== RECORDS FOR THIS TASK
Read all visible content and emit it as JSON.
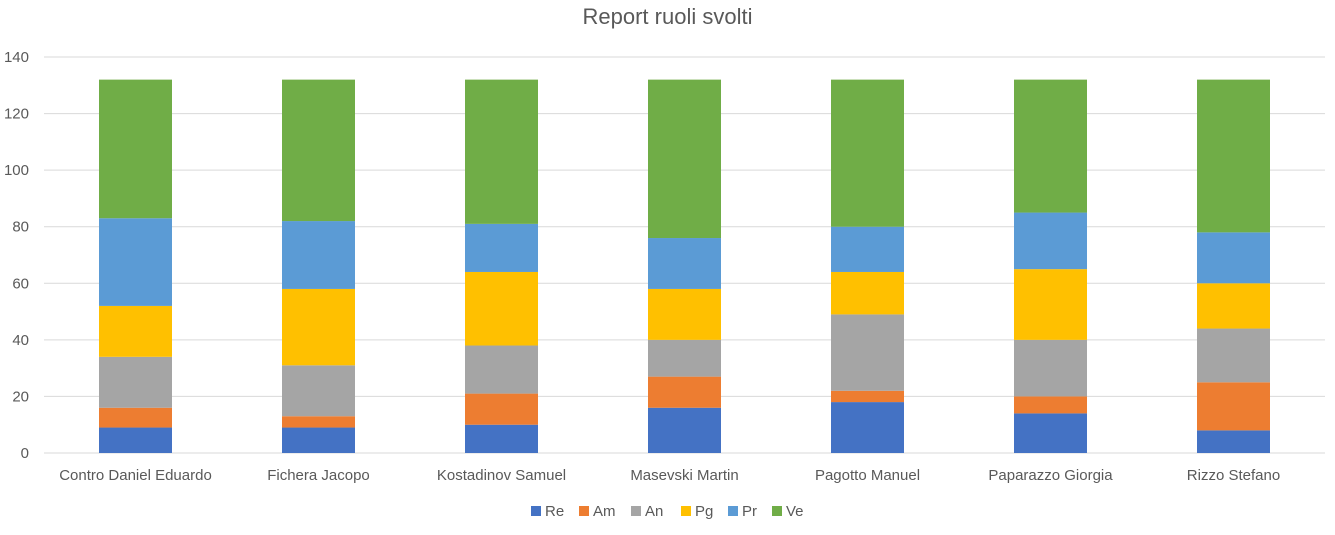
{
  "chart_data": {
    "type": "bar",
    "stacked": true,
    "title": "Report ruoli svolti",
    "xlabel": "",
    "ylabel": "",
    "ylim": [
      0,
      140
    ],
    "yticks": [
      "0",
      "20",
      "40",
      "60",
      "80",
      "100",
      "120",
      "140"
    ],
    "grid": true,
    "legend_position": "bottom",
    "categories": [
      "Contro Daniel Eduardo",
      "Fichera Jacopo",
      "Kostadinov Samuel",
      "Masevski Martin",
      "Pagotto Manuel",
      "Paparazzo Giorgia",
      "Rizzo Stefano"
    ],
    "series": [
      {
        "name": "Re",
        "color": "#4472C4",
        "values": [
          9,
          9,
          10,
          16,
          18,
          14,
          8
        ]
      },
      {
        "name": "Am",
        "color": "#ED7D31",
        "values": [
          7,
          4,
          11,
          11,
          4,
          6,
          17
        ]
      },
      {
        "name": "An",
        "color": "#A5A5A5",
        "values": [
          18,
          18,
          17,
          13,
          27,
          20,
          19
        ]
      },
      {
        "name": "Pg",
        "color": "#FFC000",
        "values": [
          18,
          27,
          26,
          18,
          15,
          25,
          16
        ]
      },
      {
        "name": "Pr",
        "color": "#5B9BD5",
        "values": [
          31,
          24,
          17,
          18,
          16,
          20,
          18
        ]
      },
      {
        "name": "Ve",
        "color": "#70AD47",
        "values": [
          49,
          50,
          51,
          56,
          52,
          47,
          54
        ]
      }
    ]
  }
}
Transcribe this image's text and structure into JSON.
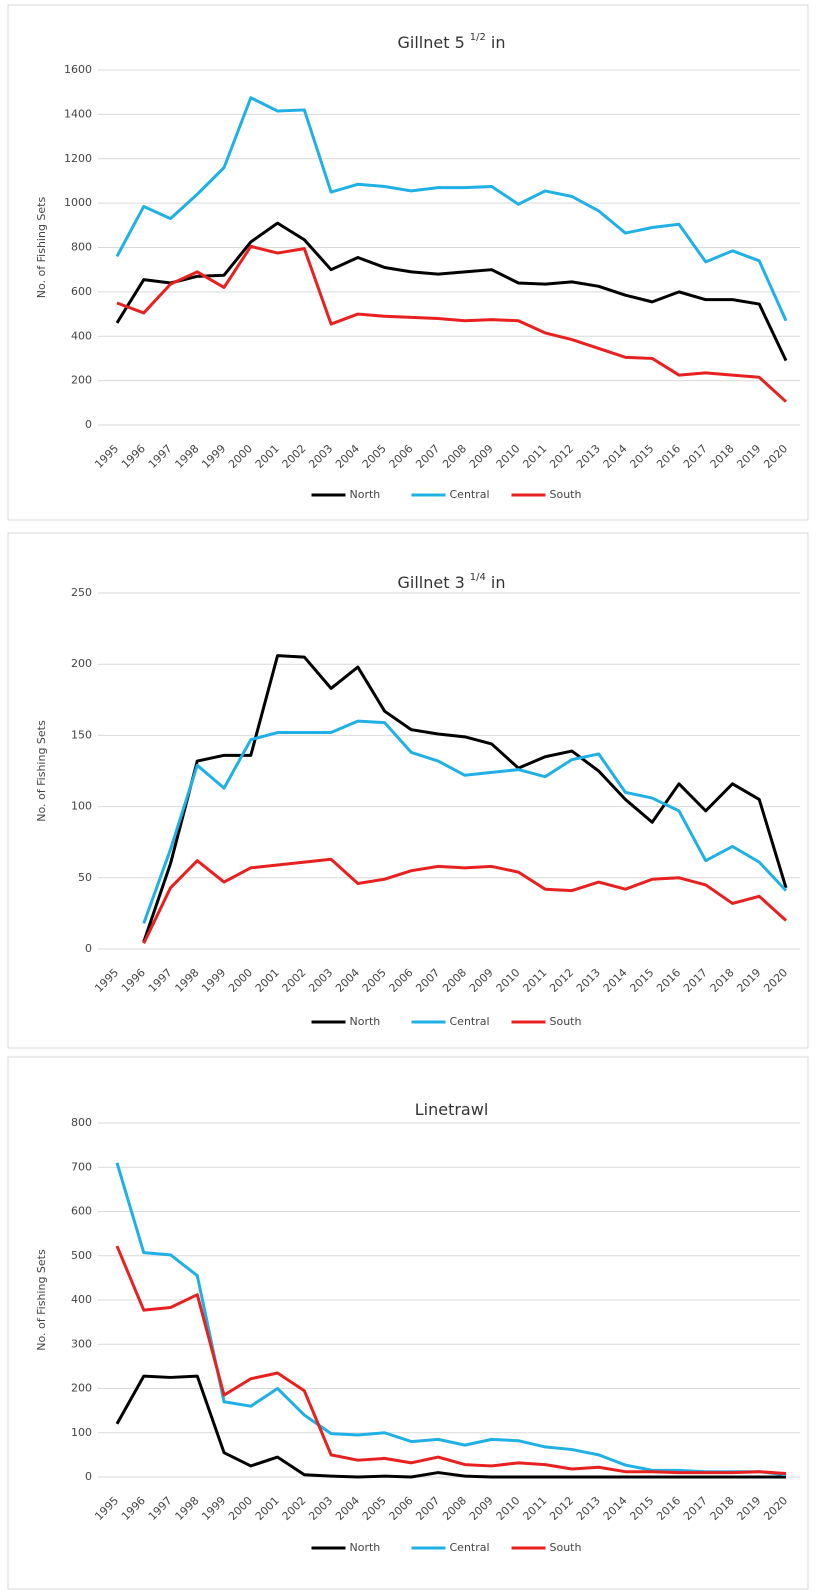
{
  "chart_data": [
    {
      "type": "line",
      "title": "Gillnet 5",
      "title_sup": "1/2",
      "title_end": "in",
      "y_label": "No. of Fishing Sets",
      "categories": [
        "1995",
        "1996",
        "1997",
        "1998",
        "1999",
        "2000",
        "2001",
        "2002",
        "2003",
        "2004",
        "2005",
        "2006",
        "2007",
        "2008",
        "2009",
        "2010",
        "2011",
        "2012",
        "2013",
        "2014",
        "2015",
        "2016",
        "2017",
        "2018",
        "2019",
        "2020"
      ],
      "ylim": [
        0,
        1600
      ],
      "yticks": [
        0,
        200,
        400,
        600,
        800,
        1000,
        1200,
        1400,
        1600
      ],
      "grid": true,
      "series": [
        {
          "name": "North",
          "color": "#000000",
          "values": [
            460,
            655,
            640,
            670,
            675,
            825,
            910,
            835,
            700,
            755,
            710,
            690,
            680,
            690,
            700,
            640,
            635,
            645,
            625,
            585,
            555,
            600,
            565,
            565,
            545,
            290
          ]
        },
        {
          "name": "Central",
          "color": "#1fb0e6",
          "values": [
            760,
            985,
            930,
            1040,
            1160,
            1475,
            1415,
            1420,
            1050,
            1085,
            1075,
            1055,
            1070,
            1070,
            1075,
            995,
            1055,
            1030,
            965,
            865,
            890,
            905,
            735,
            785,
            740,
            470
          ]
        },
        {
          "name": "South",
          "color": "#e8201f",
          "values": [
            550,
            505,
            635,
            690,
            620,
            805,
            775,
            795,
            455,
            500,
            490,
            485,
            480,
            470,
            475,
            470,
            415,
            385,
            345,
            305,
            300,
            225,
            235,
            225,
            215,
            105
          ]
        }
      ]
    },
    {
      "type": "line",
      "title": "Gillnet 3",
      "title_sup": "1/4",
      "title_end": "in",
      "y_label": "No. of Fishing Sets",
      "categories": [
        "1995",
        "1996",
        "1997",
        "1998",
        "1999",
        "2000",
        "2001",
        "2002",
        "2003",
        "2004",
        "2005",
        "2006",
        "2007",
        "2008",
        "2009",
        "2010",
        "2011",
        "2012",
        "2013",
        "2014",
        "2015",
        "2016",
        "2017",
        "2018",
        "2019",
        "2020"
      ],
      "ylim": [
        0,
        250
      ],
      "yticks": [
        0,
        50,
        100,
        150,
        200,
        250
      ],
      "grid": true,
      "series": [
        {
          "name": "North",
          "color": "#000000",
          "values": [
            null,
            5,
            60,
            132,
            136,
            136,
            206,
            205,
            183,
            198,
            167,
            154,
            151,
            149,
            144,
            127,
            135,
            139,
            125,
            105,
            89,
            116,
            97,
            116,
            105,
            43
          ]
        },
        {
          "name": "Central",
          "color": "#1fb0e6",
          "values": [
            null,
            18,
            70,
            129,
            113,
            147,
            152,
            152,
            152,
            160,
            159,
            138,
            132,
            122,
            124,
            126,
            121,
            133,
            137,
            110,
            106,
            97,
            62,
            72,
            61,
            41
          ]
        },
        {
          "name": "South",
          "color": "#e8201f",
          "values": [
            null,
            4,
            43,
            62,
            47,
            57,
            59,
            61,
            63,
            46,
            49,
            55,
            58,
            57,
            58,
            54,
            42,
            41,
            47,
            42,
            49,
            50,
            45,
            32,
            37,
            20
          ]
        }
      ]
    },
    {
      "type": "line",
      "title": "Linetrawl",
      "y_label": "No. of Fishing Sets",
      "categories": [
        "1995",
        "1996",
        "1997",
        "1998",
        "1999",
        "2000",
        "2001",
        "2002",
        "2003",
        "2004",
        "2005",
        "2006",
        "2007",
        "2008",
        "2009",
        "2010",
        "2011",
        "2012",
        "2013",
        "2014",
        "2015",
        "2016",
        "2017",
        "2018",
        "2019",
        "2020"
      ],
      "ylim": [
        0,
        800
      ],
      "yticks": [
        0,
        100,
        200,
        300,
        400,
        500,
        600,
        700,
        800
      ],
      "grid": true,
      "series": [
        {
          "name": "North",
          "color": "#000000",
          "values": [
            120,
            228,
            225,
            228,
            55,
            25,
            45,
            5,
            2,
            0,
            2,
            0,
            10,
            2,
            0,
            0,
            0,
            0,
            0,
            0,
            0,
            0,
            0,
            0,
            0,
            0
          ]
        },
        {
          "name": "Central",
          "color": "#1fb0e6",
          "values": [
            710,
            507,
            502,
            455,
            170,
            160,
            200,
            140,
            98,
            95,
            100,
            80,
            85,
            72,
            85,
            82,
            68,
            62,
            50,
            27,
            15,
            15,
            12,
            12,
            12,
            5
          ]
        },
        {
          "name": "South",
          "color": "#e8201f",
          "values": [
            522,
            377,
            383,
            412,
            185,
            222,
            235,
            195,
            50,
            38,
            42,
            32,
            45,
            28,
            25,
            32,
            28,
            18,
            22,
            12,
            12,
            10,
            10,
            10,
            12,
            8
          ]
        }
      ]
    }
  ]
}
====
◆ REQUIREMENTS ◆
Set down the material above as is, without any pictures.

◆ EXERCISE ANSWER ◆
Read all visible content and emit it as JSON.
{
  "chart_data": {
    "type": "bar",
    "stacked": true,
    "title": "Report ruoli svolti",
    "xlabel": "",
    "ylabel": "",
    "ylim": [
      0,
      140
    ],
    "yticks": [
      "0",
      "20",
      "40",
      "60",
      "80",
      "100",
      "120",
      "140"
    ],
    "grid": true,
    "legend_position": "bottom",
    "categories": [
      "Contro Daniel Eduardo",
      "Fichera Jacopo",
      "Kostadinov Samuel",
      "Masevski Martin",
      "Pagotto Manuel",
      "Paparazzo Giorgia",
      "Rizzo Stefano"
    ],
    "series": [
      {
        "name": "Re",
        "color": "#4472C4",
        "values": [
          9,
          9,
          10,
          16,
          18,
          14,
          8
        ]
      },
      {
        "name": "Am",
        "color": "#ED7D31",
        "values": [
          7,
          4,
          11,
          11,
          4,
          6,
          17
        ]
      },
      {
        "name": "An",
        "color": "#A5A5A5",
        "values": [
          18,
          18,
          17,
          13,
          27,
          20,
          19
        ]
      },
      {
        "name": "Pg",
        "color": "#FFC000",
        "values": [
          18,
          27,
          26,
          18,
          15,
          25,
          16
        ]
      },
      {
        "name": "Pr",
        "color": "#5B9BD5",
        "values": [
          31,
          24,
          17,
          18,
          16,
          20,
          18
        ]
      },
      {
        "name": "Ve",
        "color": "#70AD47",
        "values": [
          49,
          50,
          51,
          56,
          52,
          47,
          54
        ]
      }
    ]
  }
}
Transcribe this image's text and structure into JSON.
{
  "chart_data": [
    {
      "type": "line",
      "title": "Gillnet 5",
      "title_sup": "1/2",
      "title_end": "in",
      "y_label": "No. of Fishing Sets",
      "categories": [
        "1995",
        "1996",
        "1997",
        "1998",
        "1999",
        "2000",
        "2001",
        "2002",
        "2003",
        "2004",
        "2005",
        "2006",
        "2007",
        "2008",
        "2009",
        "2010",
        "2011",
        "2012",
        "2013",
        "2014",
        "2015",
        "2016",
        "2017",
        "2018",
        "2019",
        "2020"
      ],
      "ylim": [
        0,
        1600
      ],
      "yticks": [
        0,
        200,
        400,
        600,
        800,
        1000,
        1200,
        1400,
        1600
      ],
      "grid": true,
      "series": [
        {
          "name": "North",
          "color": "#000000",
          "values": [
            460,
            655,
            640,
            670,
            675,
            825,
            910,
            835,
            700,
            755,
            710,
            690,
            680,
            690,
            700,
            640,
            635,
            645,
            625,
            585,
            555,
            600,
            565,
            565,
            545,
            290
          ]
        },
        {
          "name": "Central",
          "color": "#1fb0e6",
          "values": [
            760,
            985,
            930,
            1040,
            1160,
            1475,
            1415,
            1420,
            1050,
            1085,
            1075,
            1055,
            1070,
            1070,
            1075,
            995,
            1055,
            1030,
            965,
            865,
            890,
            905,
            735,
            785,
            740,
            470
          ]
        },
        {
          "name": "South",
          "color": "#e8201f",
          "values": [
            550,
            505,
            635,
            690,
            620,
            805,
            775,
            795,
            455,
            500,
            490,
            485,
            480,
            470,
            475,
            470,
            415,
            385,
            345,
            305,
            300,
            225,
            235,
            225,
            215,
            105
          ]
        }
      ]
    },
    {
      "type": "line",
      "title": "Gillnet 3",
      "title_sup": "1/4",
      "title_end": "in",
      "y_label": "No. of Fishing Sets",
      "categories": [
        "1995",
        "1996",
        "1997",
        "1998",
        "1999",
        "2000",
        "2001",
        "2002",
        "2003",
        "2004",
        "2005",
        "2006",
        "2007",
        "2008",
        "2009",
        "2010",
        "2011",
        "2012",
        "2013",
        "2014",
        "2015",
        "2016",
        "2017",
        "2018",
        "2019",
        "2020"
      ],
      "ylim": [
        0,
        250
      ],
      "yticks": [
        0,
        50,
        100,
        150,
        200,
        250
      ],
      "grid": true,
      "series": [
        {
          "name": "North",
          "color": "#000000",
          "values": [
            null,
            5,
            60,
            132,
            136,
            136,
            206,
            205,
            183,
            198,
            167,
            154,
            151,
            149,
            144,
            127,
            135,
            139,
            125,
            105,
            89,
            116,
            97,
            116,
            105,
            43
          ]
        },
        {
          "name": "Central",
          "color": "#1fb0e6",
          "values": [
            null,
            18,
            70,
            129,
            113,
            147,
            152,
            152,
            152,
            160,
            159,
            138,
            132,
            122,
            124,
            126,
            121,
            133,
            137,
            110,
            106,
            97,
            62,
            72,
            61,
            41
          ]
        },
        {
          "name": "South",
          "color": "#e8201f",
          "values": [
            null,
            4,
            43,
            62,
            47,
            57,
            59,
            61,
            63,
            46,
            49,
            55,
            58,
            57,
            58,
            54,
            42,
            41,
            47,
            42,
            49,
            50,
            45,
            32,
            37,
            20
          ]
        }
      ]
    },
    {
      "type": "line",
      "title": "Linetrawl",
      "y_label": "No. of Fishing Sets",
      "categories": [
        "1995",
        "1996",
        "1997",
        "1998",
        "1999",
        "2000",
        "2001",
        "2002",
        "2003",
        "2004",
        "2005",
        "2006",
        "2007",
        "2008",
        "2009",
        "2010",
        "2011",
        "2012",
        "2013",
        "2014",
        "2015",
        "2016",
        "2017",
        "2018",
        "2019",
        "2020"
      ],
      "ylim": [
        0,
        800
      ],
      "yticks": [
        0,
        100,
        200,
        300,
        400,
        500,
        600,
        700,
        800
      ],
      "grid": true,
      "series": [
        {
          "name": "North",
          "color": "#000000",
          "values": [
            120,
            228,
            225,
            228,
            55,
            25,
            45,
            5,
            2,
            0,
            2,
            0,
            10,
            2,
            0,
            0,
            0,
            0,
            0,
            0,
            0,
            0,
            0,
            0,
            0,
            0
          ]
        },
        {
          "name": "Central",
          "color": "#1fb0e6",
          "values": [
            710,
            507,
            502,
            455,
            170,
            160,
            200,
            140,
            98,
            95,
            100,
            80,
            85,
            72,
            85,
            82,
            68,
            62,
            50,
            27,
            15,
            15,
            12,
            12,
            12,
            5
          ]
        },
        {
          "name": "South",
          "color": "#e8201f",
          "values": [
            522,
            377,
            383,
            412,
            185,
            222,
            235,
            195,
            50,
            38,
            42,
            32,
            45,
            28,
            25,
            32,
            28,
            18,
            22,
            12,
            12,
            10,
            10,
            10,
            12,
            8
          ]
        }
      ]
    }
  ]
}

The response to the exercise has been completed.